Input:
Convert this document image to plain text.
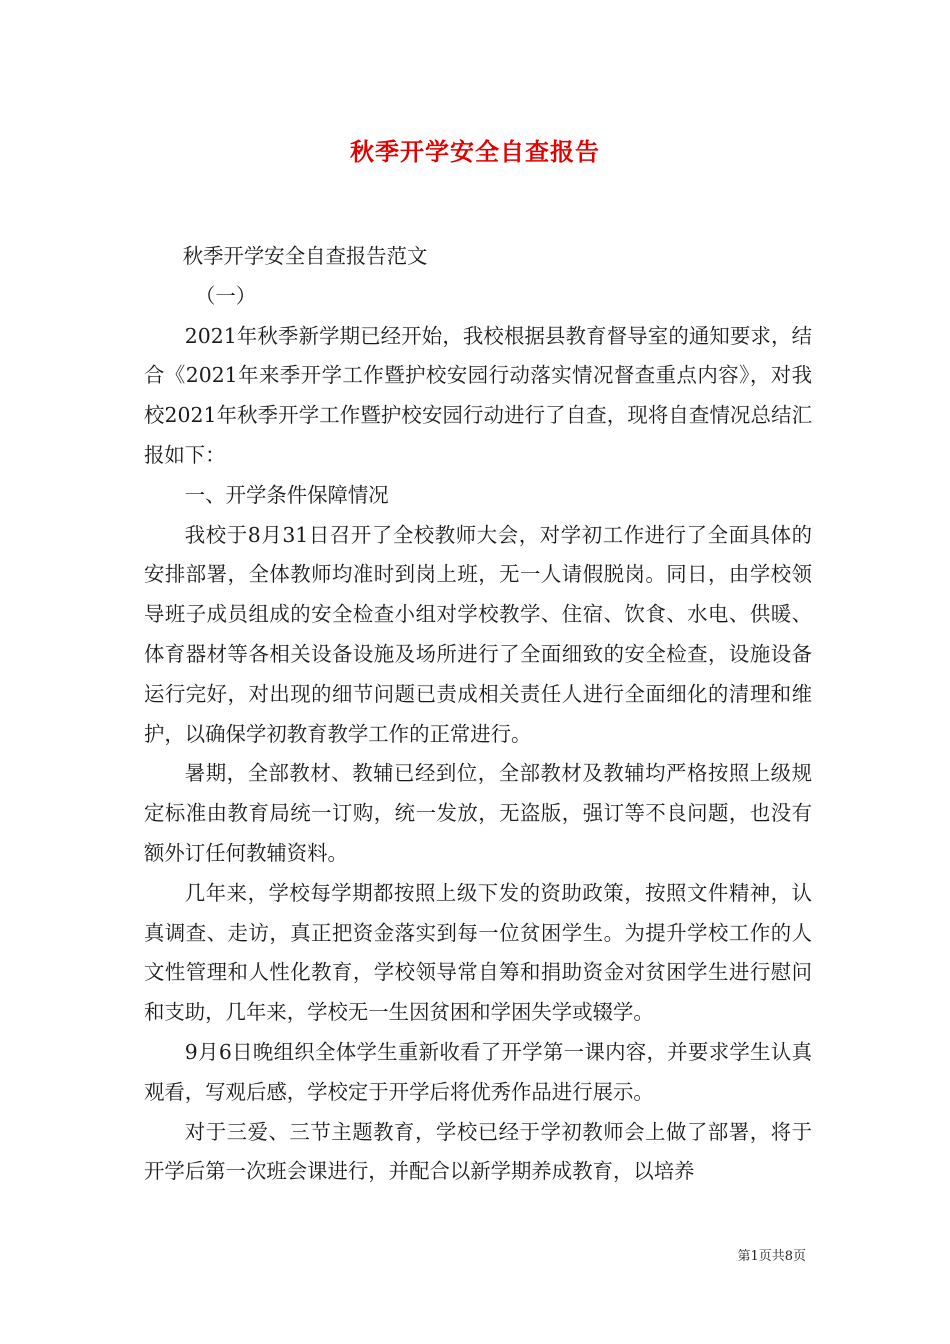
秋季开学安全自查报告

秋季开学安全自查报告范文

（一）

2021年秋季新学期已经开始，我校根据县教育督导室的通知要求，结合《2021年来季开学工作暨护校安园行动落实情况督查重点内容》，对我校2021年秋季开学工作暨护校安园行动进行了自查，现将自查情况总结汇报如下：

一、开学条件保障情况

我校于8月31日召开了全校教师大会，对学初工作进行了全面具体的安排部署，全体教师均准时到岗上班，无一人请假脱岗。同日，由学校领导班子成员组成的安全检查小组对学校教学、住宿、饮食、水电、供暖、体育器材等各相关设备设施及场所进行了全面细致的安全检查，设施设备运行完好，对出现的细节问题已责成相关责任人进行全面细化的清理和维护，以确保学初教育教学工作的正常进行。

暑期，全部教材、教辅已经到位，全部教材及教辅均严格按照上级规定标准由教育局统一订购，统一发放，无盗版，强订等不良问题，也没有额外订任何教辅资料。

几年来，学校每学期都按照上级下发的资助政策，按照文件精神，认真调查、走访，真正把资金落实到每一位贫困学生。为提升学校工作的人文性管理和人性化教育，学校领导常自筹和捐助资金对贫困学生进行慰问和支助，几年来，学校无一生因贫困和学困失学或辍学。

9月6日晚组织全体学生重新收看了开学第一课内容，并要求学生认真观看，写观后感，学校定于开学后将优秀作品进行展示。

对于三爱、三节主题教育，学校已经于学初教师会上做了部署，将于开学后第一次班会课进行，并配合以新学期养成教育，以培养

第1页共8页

Aim: Reproduce every line precisely as given, omitting all pictures.

Result:
Convert this document image to plain text.
秋季开学安全自查报告

秋季开学安全自查报告范文

（一）

2021年秋季新学期已经开始，我校根据县教育督导室的通知要求，结合《2021年来季开学工作暨护校安园行动落实情况督查重点内容》，对我校2021年秋季开学工作暨护校安园行动进行了自查，现将自查情况总结汇报如下：

一、开学条件保障情况

我校于8月31日召开了全校教师大会，对学初工作进行了全面具体的安排部署，全体教师均准时到岗上班，无一人请假脱岗。同日，由学校领导班子成员组成的安全检查小组对学校教学、住宿、饮食、水电、供暖、体育器材等各相关设备设施及场所进行了全面细致的安全检查，设施设备运行完好，对出现的细节问题已责成相关责任人进行全面细化的清理和维护，以确保学初教育教学工作的正常进行。

暑期，全部教材、教辅已经到位，全部教材及教辅均严格按照上级规定标准由教育局统一订购，统一发放，无盗版，强订等不良问题，也没有额外订任何教辅资料。

几年来，学校每学期都按照上级下发的资助政策，按照文件精神，认真调查、走访，真正把资金落实到每一位贫困学生。为提升学校工作的人文性管理和人性化教育，学校领导常自筹和捐助资金对贫困学生进行慰问和支助，几年来，学校无一生因贫困和学困失学或辍学。

9月6日晚组织全体学生重新收看了开学第一课内容，并要求学生认真观看，写观后感，学校定于开学后将优秀作品进行展示。

对于三爱、三节主题教育，学校已经于学初教师会上做了部署，将于开学后第一次班会课进行，并配合以新学期养成教育，以培养

第1页共8页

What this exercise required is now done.